** STATED PROBLEM **
Retype the listing that follows, word for word.

(Stored entries)
▬▬▬

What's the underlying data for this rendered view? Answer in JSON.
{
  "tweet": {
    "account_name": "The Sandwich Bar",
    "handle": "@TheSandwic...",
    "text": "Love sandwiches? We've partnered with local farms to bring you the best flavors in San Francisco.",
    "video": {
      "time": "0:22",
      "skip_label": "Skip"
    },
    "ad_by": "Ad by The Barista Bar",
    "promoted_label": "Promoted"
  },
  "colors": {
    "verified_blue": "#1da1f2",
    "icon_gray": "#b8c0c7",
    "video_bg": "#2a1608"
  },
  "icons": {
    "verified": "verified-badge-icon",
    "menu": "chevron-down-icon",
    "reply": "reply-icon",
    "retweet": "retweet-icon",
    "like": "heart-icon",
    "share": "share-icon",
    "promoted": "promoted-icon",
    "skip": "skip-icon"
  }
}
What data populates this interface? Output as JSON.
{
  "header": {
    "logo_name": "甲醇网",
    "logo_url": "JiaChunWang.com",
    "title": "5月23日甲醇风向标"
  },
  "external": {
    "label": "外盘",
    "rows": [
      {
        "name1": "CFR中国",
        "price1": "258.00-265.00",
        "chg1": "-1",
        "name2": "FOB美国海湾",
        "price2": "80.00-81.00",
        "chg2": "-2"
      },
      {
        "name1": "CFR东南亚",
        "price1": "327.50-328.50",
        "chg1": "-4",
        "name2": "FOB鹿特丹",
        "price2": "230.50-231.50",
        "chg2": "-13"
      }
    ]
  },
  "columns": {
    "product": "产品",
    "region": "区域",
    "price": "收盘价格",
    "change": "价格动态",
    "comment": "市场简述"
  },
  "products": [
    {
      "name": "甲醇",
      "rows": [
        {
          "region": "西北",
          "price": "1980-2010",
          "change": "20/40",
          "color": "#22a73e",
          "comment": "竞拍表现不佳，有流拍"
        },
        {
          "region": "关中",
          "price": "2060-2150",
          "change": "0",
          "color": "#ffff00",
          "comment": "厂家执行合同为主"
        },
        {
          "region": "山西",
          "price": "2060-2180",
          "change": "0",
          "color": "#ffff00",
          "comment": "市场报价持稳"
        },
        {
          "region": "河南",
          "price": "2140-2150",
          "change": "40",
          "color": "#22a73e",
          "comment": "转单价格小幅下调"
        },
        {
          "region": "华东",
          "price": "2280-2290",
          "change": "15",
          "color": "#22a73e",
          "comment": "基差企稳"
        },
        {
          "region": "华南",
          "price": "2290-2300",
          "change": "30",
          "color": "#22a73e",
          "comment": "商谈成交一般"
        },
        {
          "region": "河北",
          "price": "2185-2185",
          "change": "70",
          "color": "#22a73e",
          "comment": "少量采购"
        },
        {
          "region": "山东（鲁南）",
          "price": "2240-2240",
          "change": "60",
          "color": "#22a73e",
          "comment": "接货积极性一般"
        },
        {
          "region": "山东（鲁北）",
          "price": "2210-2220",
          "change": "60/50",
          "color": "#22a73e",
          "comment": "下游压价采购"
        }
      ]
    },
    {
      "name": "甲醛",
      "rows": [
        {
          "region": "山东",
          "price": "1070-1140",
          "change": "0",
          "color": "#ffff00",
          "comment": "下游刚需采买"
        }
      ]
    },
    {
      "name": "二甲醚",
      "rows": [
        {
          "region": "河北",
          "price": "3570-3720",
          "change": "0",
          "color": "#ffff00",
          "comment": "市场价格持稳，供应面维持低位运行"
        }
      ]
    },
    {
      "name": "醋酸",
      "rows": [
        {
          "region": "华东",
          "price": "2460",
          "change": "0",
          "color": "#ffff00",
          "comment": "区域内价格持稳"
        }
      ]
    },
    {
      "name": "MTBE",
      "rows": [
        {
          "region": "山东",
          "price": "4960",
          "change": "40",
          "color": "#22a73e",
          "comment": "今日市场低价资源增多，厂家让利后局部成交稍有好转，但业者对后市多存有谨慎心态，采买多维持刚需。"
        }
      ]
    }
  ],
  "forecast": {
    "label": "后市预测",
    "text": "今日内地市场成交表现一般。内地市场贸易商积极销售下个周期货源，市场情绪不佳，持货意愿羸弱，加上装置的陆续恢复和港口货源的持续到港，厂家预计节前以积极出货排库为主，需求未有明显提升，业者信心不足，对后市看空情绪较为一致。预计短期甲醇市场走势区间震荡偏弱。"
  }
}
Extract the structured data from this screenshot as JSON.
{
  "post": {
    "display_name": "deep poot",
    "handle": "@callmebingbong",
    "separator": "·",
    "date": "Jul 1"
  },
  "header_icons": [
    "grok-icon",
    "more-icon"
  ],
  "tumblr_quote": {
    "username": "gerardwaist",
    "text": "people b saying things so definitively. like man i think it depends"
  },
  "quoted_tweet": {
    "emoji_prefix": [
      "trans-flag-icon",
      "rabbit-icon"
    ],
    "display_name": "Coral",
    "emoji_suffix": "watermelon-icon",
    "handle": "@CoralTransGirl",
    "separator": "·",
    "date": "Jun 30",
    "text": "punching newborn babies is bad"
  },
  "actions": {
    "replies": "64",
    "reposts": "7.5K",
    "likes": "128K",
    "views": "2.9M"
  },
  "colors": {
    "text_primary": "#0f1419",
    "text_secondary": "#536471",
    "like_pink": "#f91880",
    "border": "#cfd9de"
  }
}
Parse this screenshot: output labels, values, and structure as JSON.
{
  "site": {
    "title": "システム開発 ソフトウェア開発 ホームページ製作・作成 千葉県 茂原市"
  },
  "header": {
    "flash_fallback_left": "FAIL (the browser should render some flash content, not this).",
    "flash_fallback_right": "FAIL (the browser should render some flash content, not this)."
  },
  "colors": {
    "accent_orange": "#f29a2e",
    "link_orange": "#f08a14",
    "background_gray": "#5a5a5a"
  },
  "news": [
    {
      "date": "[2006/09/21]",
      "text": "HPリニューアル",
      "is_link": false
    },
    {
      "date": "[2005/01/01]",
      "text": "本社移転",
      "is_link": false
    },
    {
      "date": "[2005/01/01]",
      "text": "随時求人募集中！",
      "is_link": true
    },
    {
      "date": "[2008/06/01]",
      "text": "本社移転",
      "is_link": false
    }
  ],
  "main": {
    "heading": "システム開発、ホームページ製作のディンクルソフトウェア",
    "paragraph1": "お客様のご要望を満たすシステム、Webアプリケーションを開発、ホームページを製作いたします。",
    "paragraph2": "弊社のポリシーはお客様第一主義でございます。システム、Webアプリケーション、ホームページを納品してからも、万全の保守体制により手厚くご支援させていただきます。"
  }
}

▬▬▬

** CORRECT ANSWER **
What's the underlying data for this rendered view? Answer in JSON.
{
  "tweet": {
    "account_name": "The Sandwich Bar",
    "handle": "@TheSandwic...",
    "text": "Love sandwiches? We've partnered with local farms to bring you the best flavors in San Francisco.",
    "video": {
      "time": "0:22",
      "skip_label": "Skip"
    },
    "ad_by": "Ad by The Barista Bar",
    "promoted_label": "Promoted"
  },
  "colors": {
    "verified_blue": "#1da1f2",
    "icon_gray": "#b8c0c7",
    "video_bg": "#2a1608"
  },
  "icons": {
    "verified": "verified-badge-icon",
    "menu": "chevron-down-icon",
    "reply": "reply-icon",
    "retweet": "retweet-icon",
    "like": "heart-icon",
    "share": "share-icon",
    "promoted": "promoted-icon",
    "skip": "skip-icon"
  }
}
What data populates this interface? Output as JSON.
{
  "header": {
    "logo_name": "甲醇网",
    "logo_url": "JiaChunWang.com",
    "title": "5月23日甲醇风向标"
  },
  "external": {
    "label": "外盘",
    "rows": [
      {
        "name1": "CFR中国",
        "price1": "258.00-265.00",
        "chg1": "-1",
        "name2": "FOB美国海湾",
        "price2": "80.00-81.00",
        "chg2": "-2"
      },
      {
        "name1": "CFR东南亚",
        "price1": "327.50-328.50",
        "chg1": "-4",
        "name2": "FOB鹿特丹",
        "price2": "230.50-231.50",
        "chg2": "-13"
      }
    ]
  },
  "columns": {
    "product": "产品",
    "region": "区域",
    "price": "收盘价格",
    "change": "价格动态",
    "comment": "市场简述"
  },
  "products": [
    {
      "name": "甲醇",
      "rows": [
        {
          "region": "西北",
          "price": "1980-2010",
          "change": "20/40",
          "color": "#22a73e",
          "comment": "竞拍表现不佳，有流拍"
        },
        {
          "region": "关中",
          "price": "2060-2150",
          "change": "0",
          "color": "#ffff00",
          "comment": "厂家执行合同为主"
        },
        {
          "region": "山西",
          "price": "2060-2180",
          "change": "0",
          "color": "#ffff00",
          "comment": "市场报价持稳"
        },
        {
          "region": "河南",
          "price": "2140-2150",
          "change": "40",
          "color": "#22a73e",
          "comment": "转单价格小幅下调"
        },
        {
          "region": "华东",
          "price": "2280-2290",
          "change": "15",
          "color": "#22a73e",
          "comment": "基差企稳"
        },
        {
          "region": "华南",
          "price": "2290-2300",
          "change": "30",
          "color": "#22a73e",
          "comment": "商谈成交一般"
        },
        {
          "region": "河北",
          "price": "2185-2185",
          "change": "70",
          "color": "#22a73e",
          "comment": "少量采购"
        },
        {
          "region": "山东（鲁南）",
          "price": "2240-2240",
          "change": "60",
          "color": "#22a73e",
          "comment": "接货积极性一般"
        },
        {
          "region": "山东（鲁北）",
          "price": "2210-2220",
          "change": "60/50",
          "color": "#22a73e",
          "comment": "下游压价采购"
        }
      ]
    },
    {
      "name": "甲醛",
      "rows": [
        {
          "region": "山东",
          "price": "1070-1140",
          "change": "0",
          "color": "#ffff00",
          "comment": "下游刚需采买"
        }
      ]
    },
    {
      "name": "二甲醚",
      "rows": [
        {
          "region": "河北",
          "price": "3570-3720",
          "change": "0",
          "color": "#ffff00",
          "comment": "市场价格持稳，供应面维持低位运行"
        }
      ]
    },
    {
      "name": "醋酸",
      "rows": [
        {
          "region": "华东",
          "price": "2460",
          "change": "0",
          "color": "#ffff00",
          "comment": "区域内价格持稳"
        }
      ]
    },
    {
      "name": "MTBE",
      "rows": [
        {
          "region": "山东",
          "price": "4960",
          "change": "40",
          "color": "#22a73e",
          "comment": "今日市场低价资源增多，厂家让利后局部成交稍有好转，但业者对后市多存有谨慎心态，采买多维持刚需。"
        }
      ]
    }
  ],
  "forecast": {
    "label": "后市预测",
    "text": "今日内地市场成交表现一般。内地市场贸易商积极销售下个周期货源，市场情绪不佳，持货意愿羸弱，加上装置的陆续恢复和港口货源的持续到港，厂家预计节前以积极出货排库为主，需求未有明显提升，业者信心不足，对后市看空情绪较为一致。预计短期甲醇市场走势区间震荡偏弱。"
  }
}
Extract the structured data from this screenshot as JSON.
{
  "post": {
    "display_name": "deep poot",
    "handle": "@callmebingbong",
    "separator": "·",
    "date": "Jul 1"
  },
  "header_icons": [
    "grok-icon",
    "more-icon"
  ],
  "tumblr_quote": {
    "username": "gerardwaist",
    "text": "people b saying things so definitively. like man i think it depends"
  },
  "quoted_tweet": {
    "emoji_prefix": [
      "trans-flag-icon",
      "rabbit-icon"
    ],
    "display_name": "Coral",
    "emoji_suffix": "watermelon-icon",
    "handle": "@CoralTransGirl",
    "separator": "·",
    "date": "Jun 30",
    "text": "punching newborn babies is bad"
  },
  "actions": {
    "replies": "64",
    "reposts": "7.5K",
    "likes": "128K",
    "views": "2.9M"
  },
  "colors": {
    "text_primary": "#0f1419",
    "text_secondary": "#536471",
    "like_pink": "#f91880",
    "border": "#cfd9de"
  }
}
Parse this screenshot: output labels, values, and structure as JSON.
{
  "site": {
    "title": "システム開発 ソフトウェア開発 ホームページ製作・作成 千葉県 茂原市"
  },
  "header": {
    "flash_fallback_left": "FAIL (the browser should render some flash content, not this).",
    "flash_fallback_right": "FAIL (the browser should render some flash content, not this)."
  },
  "colors": {
    "accent_orange": "#f29a2e",
    "link_orange": "#f08a14",
    "background_gray": "#5a5a5a"
  },
  "news": [
    {
      "date": "[2006/09/21]",
      "text": "HPリニューアル",
      "is_link": false
    },
    {
      "date": "[2005/01/01]",
      "text": "本社移転",
      "is_link": false
    },
    {
      "date": "[2005/01/01]",
      "text": "随時求人募集中！",
      "is_link": true
    },
    {
      "date": "[2008/06/01]",
      "text": "本社移転",
      "is_link": false
    }
  ],
  "main": {
    "heading": "システム開発、ホームページ製作のディンクルソフトウェア",
    "paragraph1": "お客様のご要望を満たすシステム、Webアプリケーションを開発、ホームページを製作いたします。",
    "paragraph2": "弊社のポリシーはお客様第一主義でございます。システム、Webアプリケーション、ホームページを納品してからも、万全の保守体制により手厚くご支援させていただきます。"
  }
}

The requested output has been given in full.